## Available data
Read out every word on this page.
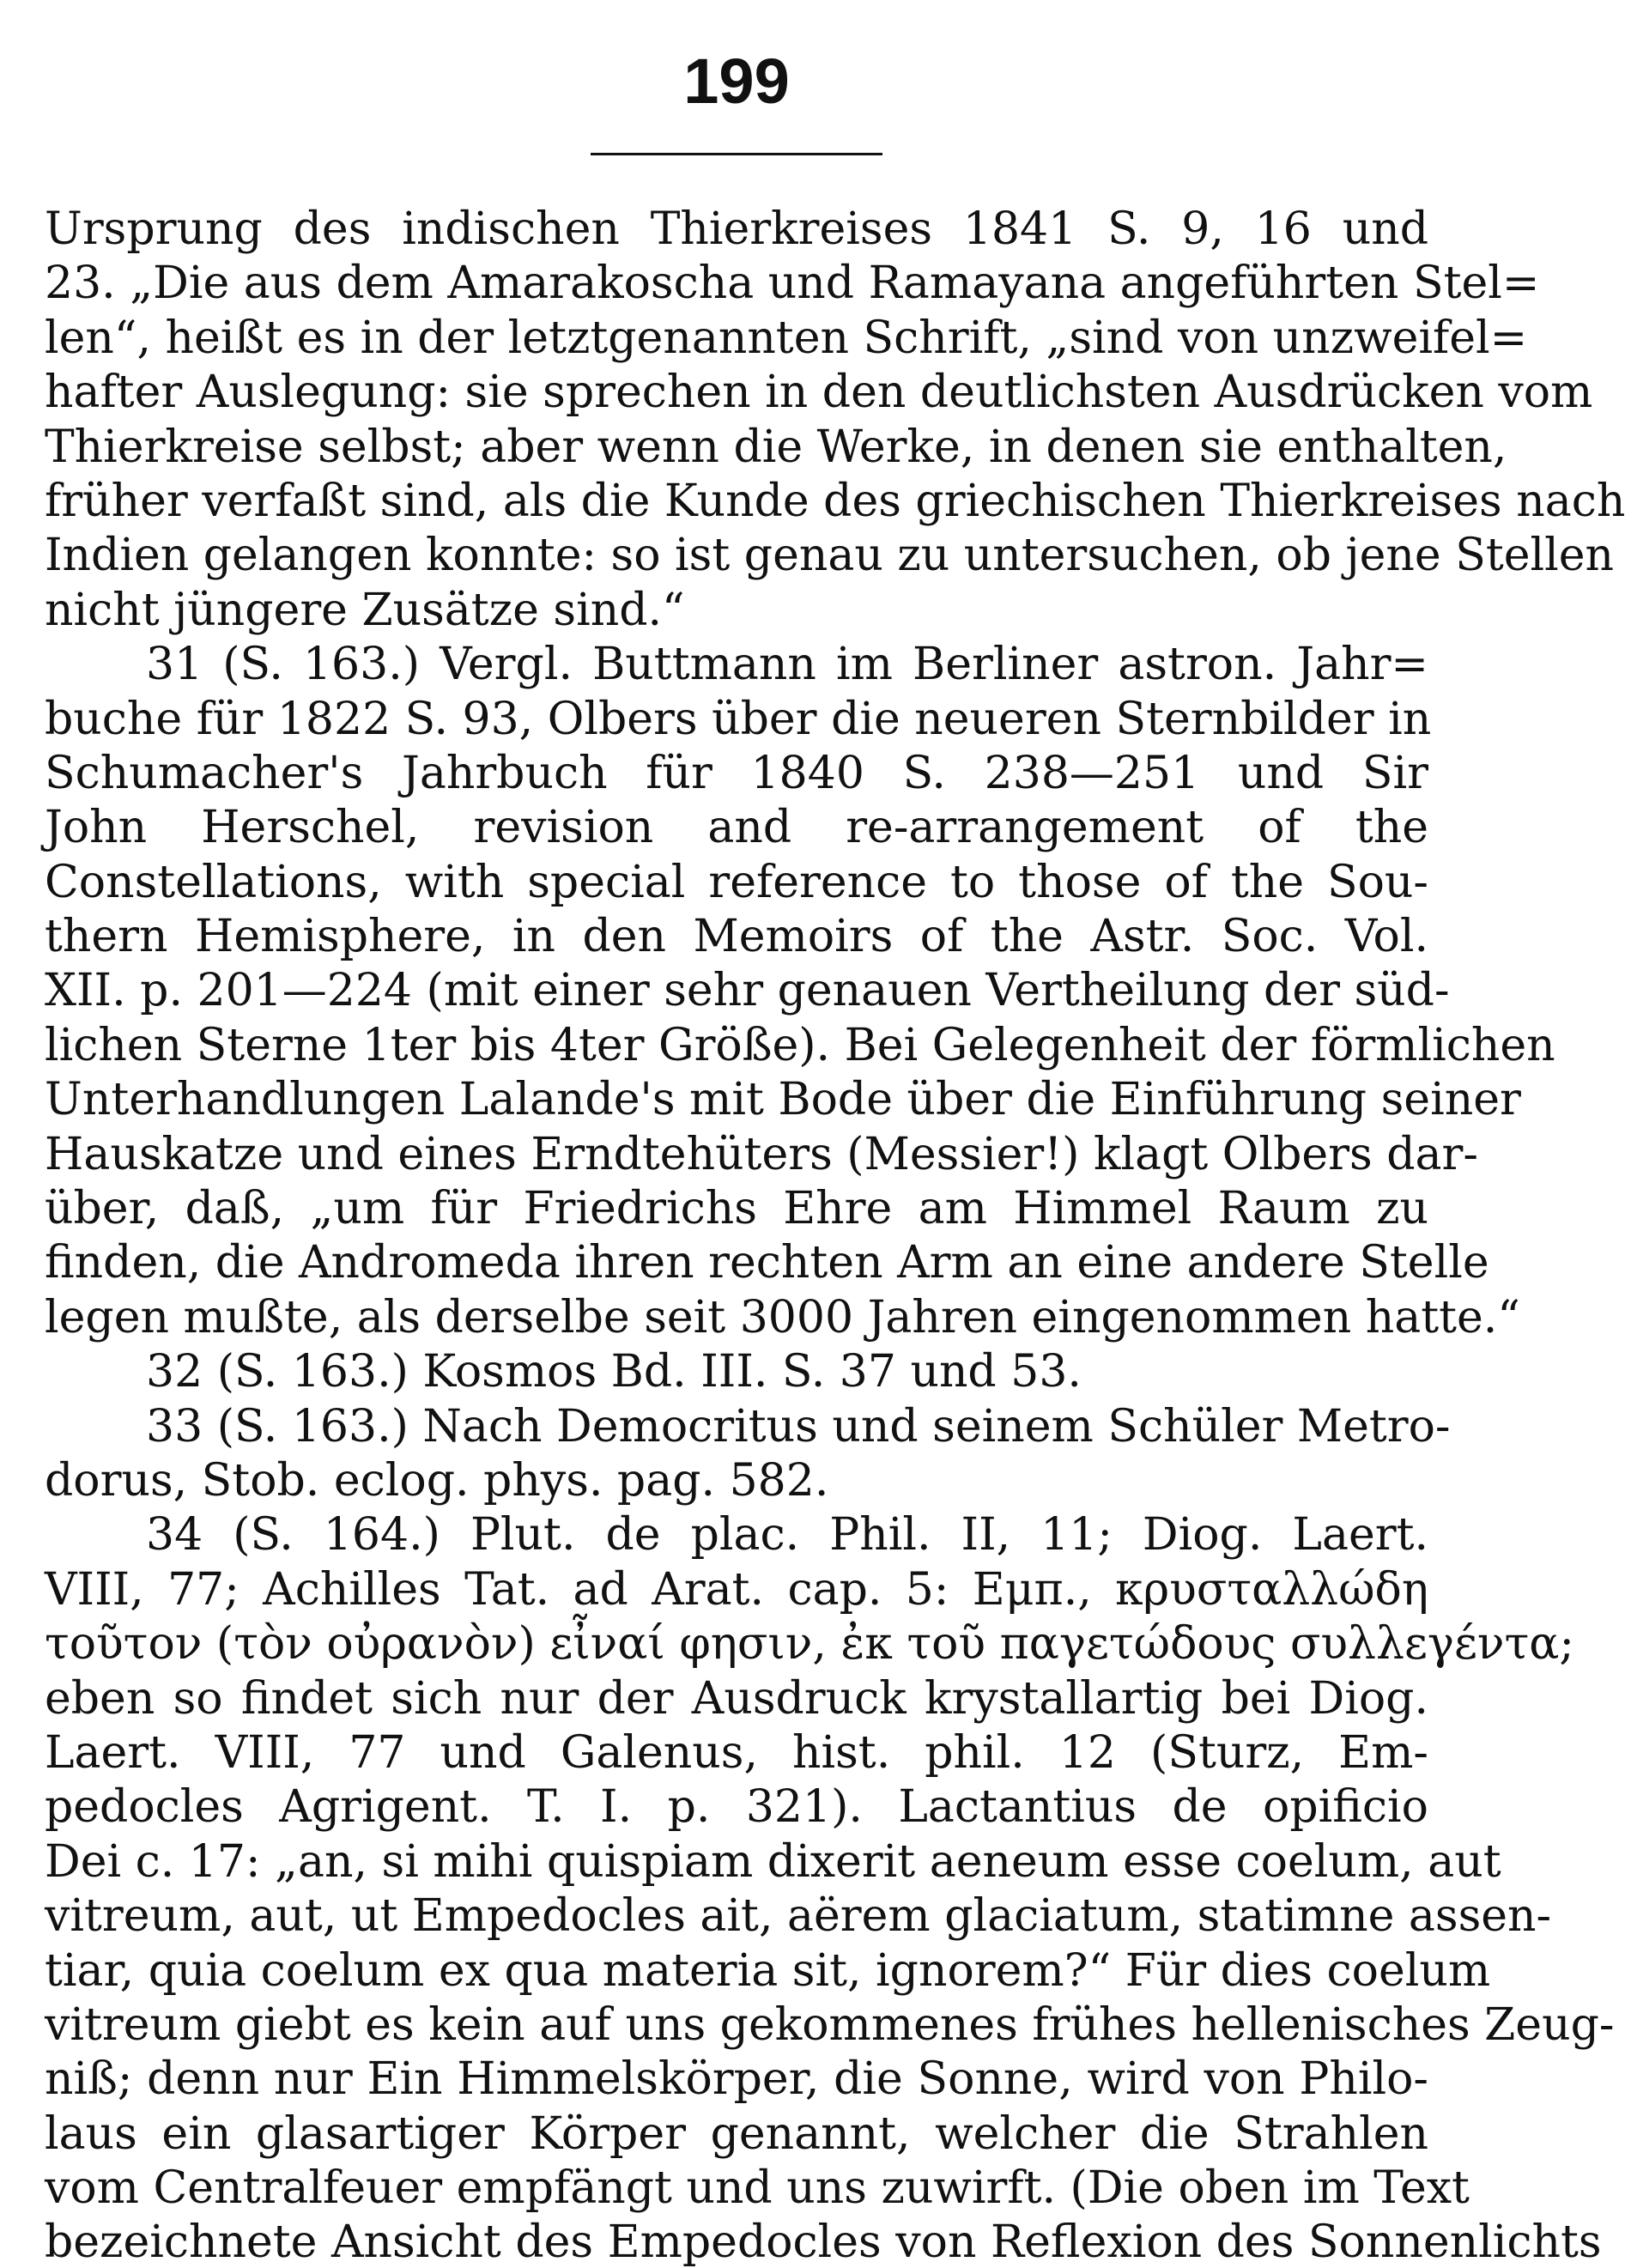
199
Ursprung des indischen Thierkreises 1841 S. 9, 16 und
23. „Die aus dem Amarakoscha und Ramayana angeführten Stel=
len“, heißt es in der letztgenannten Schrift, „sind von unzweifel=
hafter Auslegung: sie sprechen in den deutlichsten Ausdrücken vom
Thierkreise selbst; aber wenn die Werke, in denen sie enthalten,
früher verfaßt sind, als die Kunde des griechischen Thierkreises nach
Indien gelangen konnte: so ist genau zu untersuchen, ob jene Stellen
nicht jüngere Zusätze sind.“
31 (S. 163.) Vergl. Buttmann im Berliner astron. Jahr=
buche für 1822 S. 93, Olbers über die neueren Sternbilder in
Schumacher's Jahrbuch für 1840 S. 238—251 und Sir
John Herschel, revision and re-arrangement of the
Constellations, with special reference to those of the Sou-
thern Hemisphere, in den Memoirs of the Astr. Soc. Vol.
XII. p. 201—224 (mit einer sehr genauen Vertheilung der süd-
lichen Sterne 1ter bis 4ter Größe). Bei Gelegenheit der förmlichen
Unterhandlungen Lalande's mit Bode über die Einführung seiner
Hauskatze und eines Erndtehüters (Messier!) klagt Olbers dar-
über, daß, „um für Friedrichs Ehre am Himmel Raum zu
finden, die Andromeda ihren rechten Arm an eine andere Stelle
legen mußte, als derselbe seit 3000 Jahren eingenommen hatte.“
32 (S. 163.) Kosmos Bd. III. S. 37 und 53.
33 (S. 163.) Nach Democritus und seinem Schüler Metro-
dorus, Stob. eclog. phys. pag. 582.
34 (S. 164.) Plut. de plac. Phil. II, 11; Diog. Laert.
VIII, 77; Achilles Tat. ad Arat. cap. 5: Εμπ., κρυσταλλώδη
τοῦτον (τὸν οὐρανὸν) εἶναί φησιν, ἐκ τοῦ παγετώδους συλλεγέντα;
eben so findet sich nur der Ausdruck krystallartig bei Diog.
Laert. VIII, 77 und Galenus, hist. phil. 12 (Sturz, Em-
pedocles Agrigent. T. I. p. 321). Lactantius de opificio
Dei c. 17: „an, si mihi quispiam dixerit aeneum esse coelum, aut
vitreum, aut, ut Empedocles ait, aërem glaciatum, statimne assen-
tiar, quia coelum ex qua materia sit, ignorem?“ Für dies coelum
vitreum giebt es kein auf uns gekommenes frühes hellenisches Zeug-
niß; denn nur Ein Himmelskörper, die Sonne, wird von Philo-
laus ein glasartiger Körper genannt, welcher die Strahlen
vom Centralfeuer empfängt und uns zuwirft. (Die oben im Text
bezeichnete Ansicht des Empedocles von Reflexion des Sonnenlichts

## Work instructions
When a line in the listing includes the word "Olbers", report that line in full.

## Response to the exercise
buche für 1822 S. 93, Olbers über die neueren Sternbilder in
Hauskatze und eines Erndtehüters (Messier!) klagt Olbers dar-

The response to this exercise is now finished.